◆ OBJECTIVE
Your task is to transcribe all of the data below exactly, omitting the images.

━━━━━━━━

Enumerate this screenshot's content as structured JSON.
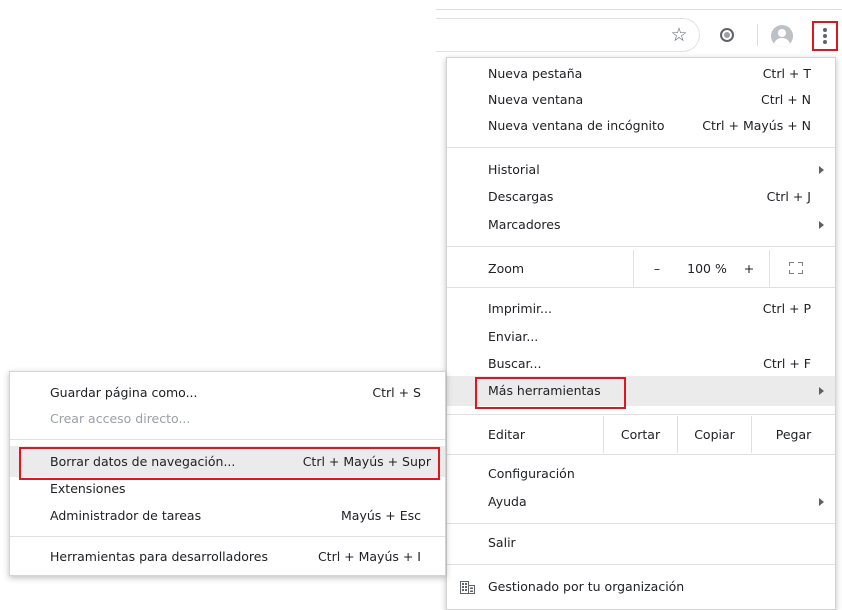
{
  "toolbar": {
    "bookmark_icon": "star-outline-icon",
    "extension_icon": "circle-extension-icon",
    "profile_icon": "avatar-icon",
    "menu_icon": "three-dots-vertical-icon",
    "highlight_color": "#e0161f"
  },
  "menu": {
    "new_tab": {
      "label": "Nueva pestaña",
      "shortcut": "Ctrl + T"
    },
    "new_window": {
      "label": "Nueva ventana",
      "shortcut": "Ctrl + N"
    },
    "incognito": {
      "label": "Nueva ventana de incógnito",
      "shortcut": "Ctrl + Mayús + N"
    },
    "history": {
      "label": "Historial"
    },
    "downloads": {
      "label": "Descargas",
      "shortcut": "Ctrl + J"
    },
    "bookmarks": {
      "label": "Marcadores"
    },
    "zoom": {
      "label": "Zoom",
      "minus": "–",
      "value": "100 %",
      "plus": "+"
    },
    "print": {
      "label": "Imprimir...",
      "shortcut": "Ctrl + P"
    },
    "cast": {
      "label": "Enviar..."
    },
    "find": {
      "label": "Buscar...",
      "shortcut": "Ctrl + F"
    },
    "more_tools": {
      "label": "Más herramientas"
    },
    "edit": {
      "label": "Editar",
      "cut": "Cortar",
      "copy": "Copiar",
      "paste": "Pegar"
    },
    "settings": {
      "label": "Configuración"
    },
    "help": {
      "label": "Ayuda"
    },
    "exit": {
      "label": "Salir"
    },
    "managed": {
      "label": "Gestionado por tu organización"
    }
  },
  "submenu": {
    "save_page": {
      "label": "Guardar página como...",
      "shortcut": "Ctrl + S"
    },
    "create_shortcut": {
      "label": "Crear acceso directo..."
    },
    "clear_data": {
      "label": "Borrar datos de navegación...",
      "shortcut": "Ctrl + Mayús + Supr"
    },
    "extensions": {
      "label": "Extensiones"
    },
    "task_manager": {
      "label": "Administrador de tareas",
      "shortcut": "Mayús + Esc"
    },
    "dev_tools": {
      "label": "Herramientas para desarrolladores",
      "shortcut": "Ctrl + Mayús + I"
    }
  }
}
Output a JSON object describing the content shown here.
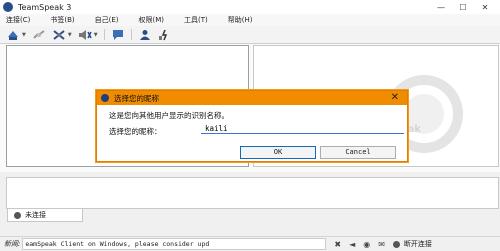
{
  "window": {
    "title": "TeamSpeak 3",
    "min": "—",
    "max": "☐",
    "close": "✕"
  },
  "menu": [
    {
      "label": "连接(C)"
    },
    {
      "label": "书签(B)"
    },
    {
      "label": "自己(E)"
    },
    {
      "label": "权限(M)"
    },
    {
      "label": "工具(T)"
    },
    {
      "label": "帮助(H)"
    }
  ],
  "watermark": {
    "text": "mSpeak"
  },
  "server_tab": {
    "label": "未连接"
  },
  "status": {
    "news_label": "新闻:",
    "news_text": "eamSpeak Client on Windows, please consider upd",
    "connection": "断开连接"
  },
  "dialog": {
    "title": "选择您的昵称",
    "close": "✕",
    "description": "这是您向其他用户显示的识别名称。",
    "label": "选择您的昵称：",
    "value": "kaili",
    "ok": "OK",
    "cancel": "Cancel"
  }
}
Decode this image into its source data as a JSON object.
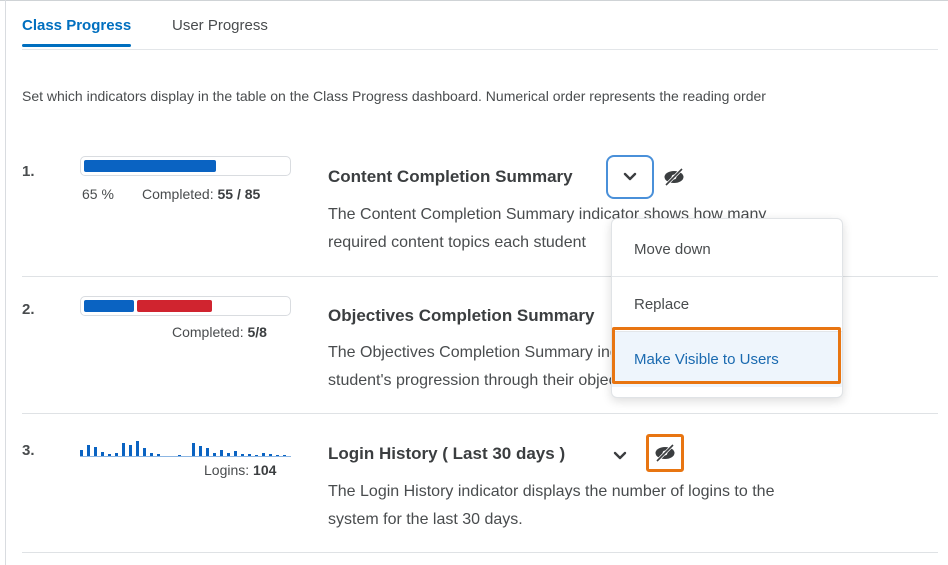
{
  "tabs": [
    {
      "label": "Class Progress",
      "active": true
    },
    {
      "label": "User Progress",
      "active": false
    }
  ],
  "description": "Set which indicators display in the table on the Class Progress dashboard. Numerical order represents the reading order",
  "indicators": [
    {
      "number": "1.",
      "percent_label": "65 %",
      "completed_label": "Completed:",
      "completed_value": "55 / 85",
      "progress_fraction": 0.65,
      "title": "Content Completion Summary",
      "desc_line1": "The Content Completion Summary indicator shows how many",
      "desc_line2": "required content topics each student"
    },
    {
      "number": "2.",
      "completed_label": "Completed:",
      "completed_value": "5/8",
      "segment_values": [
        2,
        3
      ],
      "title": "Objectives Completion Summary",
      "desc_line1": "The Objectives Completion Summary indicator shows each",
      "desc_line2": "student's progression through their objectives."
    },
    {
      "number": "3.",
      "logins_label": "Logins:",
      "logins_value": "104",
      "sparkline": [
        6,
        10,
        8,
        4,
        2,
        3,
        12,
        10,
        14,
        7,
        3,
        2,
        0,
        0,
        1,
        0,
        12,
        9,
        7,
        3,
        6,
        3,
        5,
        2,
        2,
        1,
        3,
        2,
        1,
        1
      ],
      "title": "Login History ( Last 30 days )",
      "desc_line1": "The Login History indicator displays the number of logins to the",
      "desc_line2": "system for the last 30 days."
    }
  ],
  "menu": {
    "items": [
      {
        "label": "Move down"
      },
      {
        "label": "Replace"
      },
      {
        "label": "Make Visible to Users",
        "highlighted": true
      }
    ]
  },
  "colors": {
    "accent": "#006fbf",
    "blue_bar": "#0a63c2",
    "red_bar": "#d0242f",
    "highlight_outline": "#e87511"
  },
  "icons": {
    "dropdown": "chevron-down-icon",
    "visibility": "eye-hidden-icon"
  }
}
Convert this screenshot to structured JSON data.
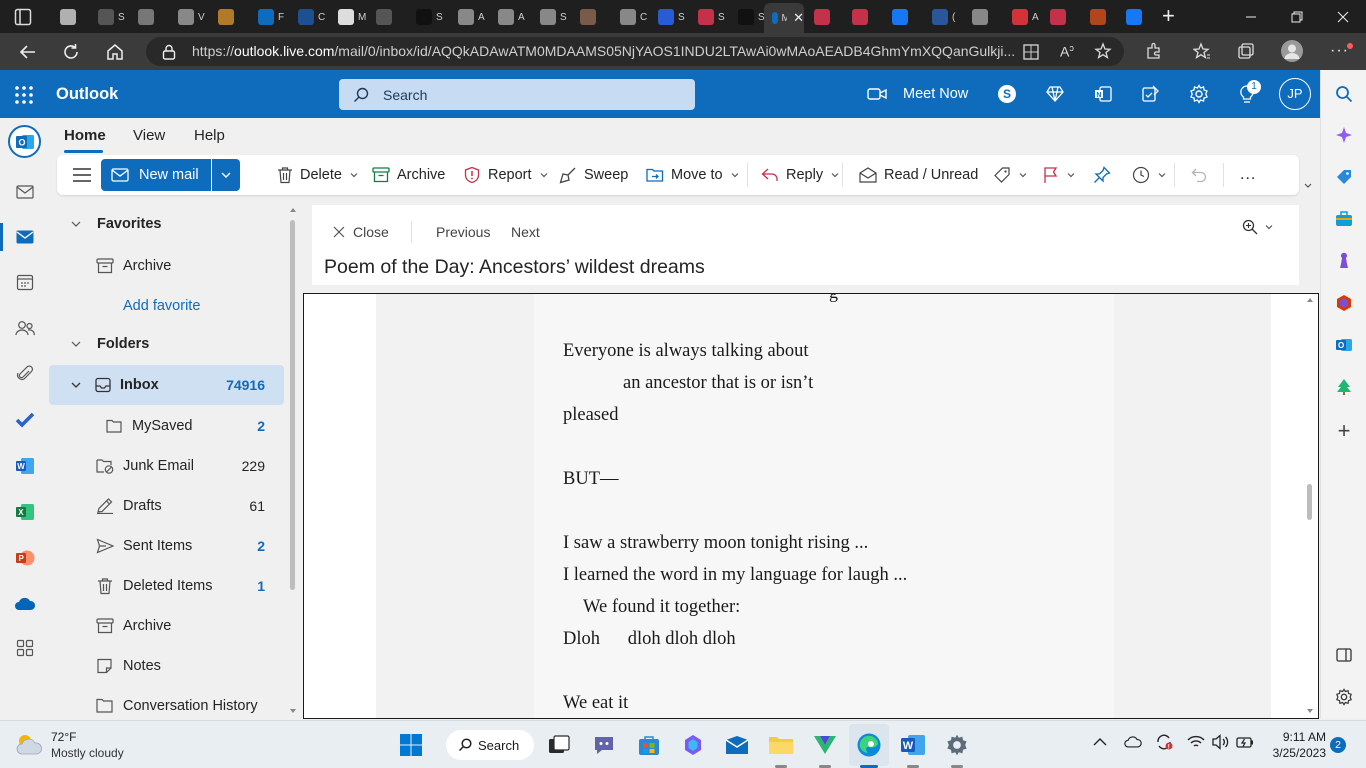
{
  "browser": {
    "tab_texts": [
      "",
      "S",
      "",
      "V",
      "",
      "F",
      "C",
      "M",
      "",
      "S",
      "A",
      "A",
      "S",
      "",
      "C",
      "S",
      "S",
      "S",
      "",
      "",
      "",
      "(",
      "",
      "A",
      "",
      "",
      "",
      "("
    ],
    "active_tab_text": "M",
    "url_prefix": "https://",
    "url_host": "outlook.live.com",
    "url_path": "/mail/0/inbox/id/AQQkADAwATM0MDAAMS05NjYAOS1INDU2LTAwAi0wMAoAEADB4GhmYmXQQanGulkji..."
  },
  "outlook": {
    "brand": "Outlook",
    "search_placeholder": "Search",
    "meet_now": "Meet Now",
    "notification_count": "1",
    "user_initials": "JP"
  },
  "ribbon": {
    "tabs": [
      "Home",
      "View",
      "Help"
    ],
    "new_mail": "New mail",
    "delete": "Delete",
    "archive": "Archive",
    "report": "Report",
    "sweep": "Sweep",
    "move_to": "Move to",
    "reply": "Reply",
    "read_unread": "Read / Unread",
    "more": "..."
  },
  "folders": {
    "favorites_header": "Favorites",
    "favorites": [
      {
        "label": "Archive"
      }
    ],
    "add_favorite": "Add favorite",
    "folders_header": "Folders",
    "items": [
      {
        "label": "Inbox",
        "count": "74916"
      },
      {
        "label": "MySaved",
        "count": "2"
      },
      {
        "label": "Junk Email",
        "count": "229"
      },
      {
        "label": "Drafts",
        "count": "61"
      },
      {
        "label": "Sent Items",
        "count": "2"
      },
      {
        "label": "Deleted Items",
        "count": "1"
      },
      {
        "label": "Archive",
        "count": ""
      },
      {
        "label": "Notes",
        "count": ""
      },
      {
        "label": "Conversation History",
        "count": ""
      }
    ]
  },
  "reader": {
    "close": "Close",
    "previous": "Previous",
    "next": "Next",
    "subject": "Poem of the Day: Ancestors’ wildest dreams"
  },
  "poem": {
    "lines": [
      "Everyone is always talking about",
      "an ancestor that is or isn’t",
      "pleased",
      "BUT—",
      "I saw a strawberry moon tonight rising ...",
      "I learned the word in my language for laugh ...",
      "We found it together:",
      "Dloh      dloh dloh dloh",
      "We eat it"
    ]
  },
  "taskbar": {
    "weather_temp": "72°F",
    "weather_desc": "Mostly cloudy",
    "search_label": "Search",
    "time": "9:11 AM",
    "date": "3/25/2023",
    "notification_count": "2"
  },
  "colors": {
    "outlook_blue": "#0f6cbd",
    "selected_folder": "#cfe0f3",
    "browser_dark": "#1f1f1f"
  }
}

━━━━━━━━

◆ RESULT OF THIS TASK
Enumerate this screenshot's content as structured JSON.
{
  "toolbar": {
    "bookmark_icon": "star-outline-icon",
    "extension_icon": "circle-extension-icon",
    "profile_icon": "avatar-icon",
    "menu_icon": "three-dots-vertical-icon",
    "highlight_color": "#e0161f"
  },
  "menu": {
    "new_tab": {
      "label": "Nueva pestaña",
      "shortcut": "Ctrl + T"
    },
    "new_window": {
      "label": "Nueva ventana",
      "shortcut": "Ctrl + N"
    },
    "incognito": {
      "label": "Nueva ventana de incógnito",
      "shortcut": "Ctrl + Mayús + N"
    },
    "history": {
      "label": "Historial"
    },
    "downloads": {
      "label": "Descargas",
      "shortcut": "Ctrl + J"
    },
    "bookmarks": {
      "label": "Marcadores"
    },
    "zoom": {
      "label": "Zoom",
      "minus": "–",
      "value": "100 %",
      "plus": "+"
    },
    "print": {
      "label": "Imprimir...",
      "shortcut": "Ctrl + P"
    },
    "cast": {
      "label": "Enviar..."
    },
    "find": {
      "label": "Buscar...",
      "shortcut": "Ctrl + F"
    },
    "more_tools": {
      "label": "Más herramientas"
    },
    "edit": {
      "label": "Editar",
      "cut": "Cortar",
      "copy": "Copiar",
      "paste": "Pegar"
    },
    "settings": {
      "label": "Configuración"
    },
    "help": {
      "label": "Ayuda"
    },
    "exit": {
      "label": "Salir"
    },
    "managed": {
      "label": "Gestionado por tu organización"
    }
  },
  "submenu": {
    "save_page": {
      "label": "Guardar página como...",
      "shortcut": "Ctrl + S"
    },
    "create_shortcut": {
      "label": "Crear acceso directo..."
    },
    "clear_data": {
      "label": "Borrar datos de navegación...",
      "shortcut": "Ctrl + Mayús + Supr"
    },
    "extensions": {
      "label": "Extensiones"
    },
    "task_manager": {
      "label": "Administrador de tareas",
      "shortcut": "Mayús + Esc"
    },
    "dev_tools": {
      "label": "Herramientas para desarrolladores",
      "shortcut": "Ctrl + Mayús + I"
    }
  }
}
Output a JSON object describing the content shown here.
{
  "window": {
    "title": "TeamSpeak 3",
    "min": "—",
    "max": "☐",
    "close": "✕"
  },
  "menu": [
    {
      "label": "连接(C)"
    },
    {
      "label": "书签(B)"
    },
    {
      "label": "自己(E)"
    },
    {
      "label": "权限(M)"
    },
    {
      "label": "工具(T)"
    },
    {
      "label": "帮助(H)"
    }
  ],
  "watermark": {
    "text": "mSpeak"
  },
  "server_tab": {
    "label": "未连接"
  },
  "status": {
    "news_label": "新闻:",
    "news_text": "eamSpeak Client on Windows, please consider upd",
    "connection": "断开连接"
  },
  "dialog": {
    "title": "选择您的昵称",
    "close": "✕",
    "description": "这是您向其他用户显示的识别名称。",
    "label": "选择您的昵称：",
    "value": "kaili",
    "ok": "OK",
    "cancel": "Cancel"
  }
}
Decode this image into its source data as a JSON object.
{
  "tabs": [
    {
      "label": "Class Progress",
      "active": true
    },
    {
      "label": "User Progress",
      "active": false
    }
  ],
  "description": "Set which indicators display in the table on the Class Progress dashboard. Numerical order represents the reading order",
  "indicators": [
    {
      "number": "1.",
      "percent_label": "65 %",
      "completed_label": "Completed:",
      "completed_value": "55 / 85",
      "progress_fraction": 0.65,
      "title": "Content Completion Summary",
      "desc_line1": "The Content Completion Summary indicator shows how many",
      "desc_line2": "required content topics each student"
    },
    {
      "number": "2.",
      "completed_label": "Completed:",
      "completed_value": "5/8",
      "segment_values": [
        2,
        3
      ],
      "title": "Objectives Completion Summary",
      "desc_line1": "The Objectives Completion Summary indicator shows each",
      "desc_line2": "student's progression through their objectives."
    },
    {
      "number": "3.",
      "logins_label": "Logins:",
      "logins_value": "104",
      "sparkline": [
        6,
        10,
        8,
        4,
        2,
        3,
        12,
        10,
        14,
        7,
        3,
        2,
        0,
        0,
        1,
        0,
        12,
        9,
        7,
        3,
        6,
        3,
        5,
        2,
        2,
        1,
        3,
        2,
        1,
        1
      ],
      "title": "Login History ( Last 30 days )",
      "desc_line1": "The Login History indicator displays the number of logins to the",
      "desc_line2": "system for the last 30 days."
    }
  ],
  "menu": {
    "items": [
      {
        "label": "Move down"
      },
      {
        "label": "Replace"
      },
      {
        "label": "Make Visible to Users",
        "highlighted": true
      }
    ]
  },
  "colors": {
    "accent": "#006fbf",
    "blue_bar": "#0a63c2",
    "red_bar": "#d0242f",
    "highlight_outline": "#e87511"
  },
  "icons": {
    "dropdown": "chevron-down-icon",
    "visibility": "eye-hidden-icon"
  }
}
Convert this screenshot to structured JSON data.
{
  "browser": {
    "tab_texts": [
      "",
      "S",
      "",
      "V",
      "",
      "F",
      "C",
      "M",
      "",
      "S",
      "A",
      "A",
      "S",
      "",
      "C",
      "S",
      "S",
      "S",
      "",
      "",
      "",
      "(",
      "",
      "A",
      "",
      "",
      "",
      "("
    ],
    "active_tab_text": "M",
    "url_prefix": "https://",
    "url_host": "outlook.live.com",
    "url_path": "/mail/0/inbox/id/AQQkADAwATM0MDAAMS05NjYAOS1INDU2LTAwAi0wMAoAEADB4GhmYmXQQanGulkji..."
  },
  "outlook": {
    "brand": "Outlook",
    "search_placeholder": "Search",
    "meet_now": "Meet Now",
    "notification_count": "1",
    "user_initials": "JP"
  },
  "ribbon": {
    "tabs": [
      "Home",
      "View",
      "Help"
    ],
    "new_mail": "New mail",
    "delete": "Delete",
    "archive": "Archive",
    "report": "Report",
    "sweep": "Sweep",
    "move_to": "Move to",
    "reply": "Reply",
    "read_unread": "Read / Unread",
    "more": "..."
  },
  "folders": {
    "favorites_header": "Favorites",
    "favorites": [
      {
        "label": "Archive"
      }
    ],
    "add_favorite": "Add favorite",
    "folders_header": "Folders",
    "items": [
      {
        "label": "Inbox",
        "count": "74916"
      },
      {
        "label": "MySaved",
        "count": "2"
      },
      {
        "label": "Junk Email",
        "count": "229"
      },
      {
        "label": "Drafts",
        "count": "61"
      },
      {
        "label": "Sent Items",
        "count": "2"
      },
      {
        "label": "Deleted Items",
        "count": "1"
      },
      {
        "label": "Archive",
        "count": ""
      },
      {
        "label": "Notes",
        "count": ""
      },
      {
        "label": "Conversation History",
        "count": ""
      }
    ]
  },
  "reader": {
    "close": "Close",
    "previous": "Previous",
    "next": "Next",
    "subject": "Poem of the Day: Ancestors’ wildest dreams"
  },
  "poem": {
    "lines": [
      "Everyone is always talking about",
      "an ancestor that is or isn’t",
      "pleased",
      "BUT—",
      "I saw a strawberry moon tonight rising ...",
      "I learned the word in my language for laugh ...",
      "We found it together:",
      "Dloh      dloh dloh dloh",
      "We eat it"
    ]
  },
  "taskbar": {
    "weather_temp": "72°F",
    "weather_desc": "Mostly cloudy",
    "search_label": "Search",
    "time": "9:11 AM",
    "date": "3/25/2023",
    "notification_count": "2"
  },
  "colors": {
    "outlook_blue": "#0f6cbd",
    "selected_folder": "#cfe0f3",
    "browser_dark": "#1f1f1f"
  }
}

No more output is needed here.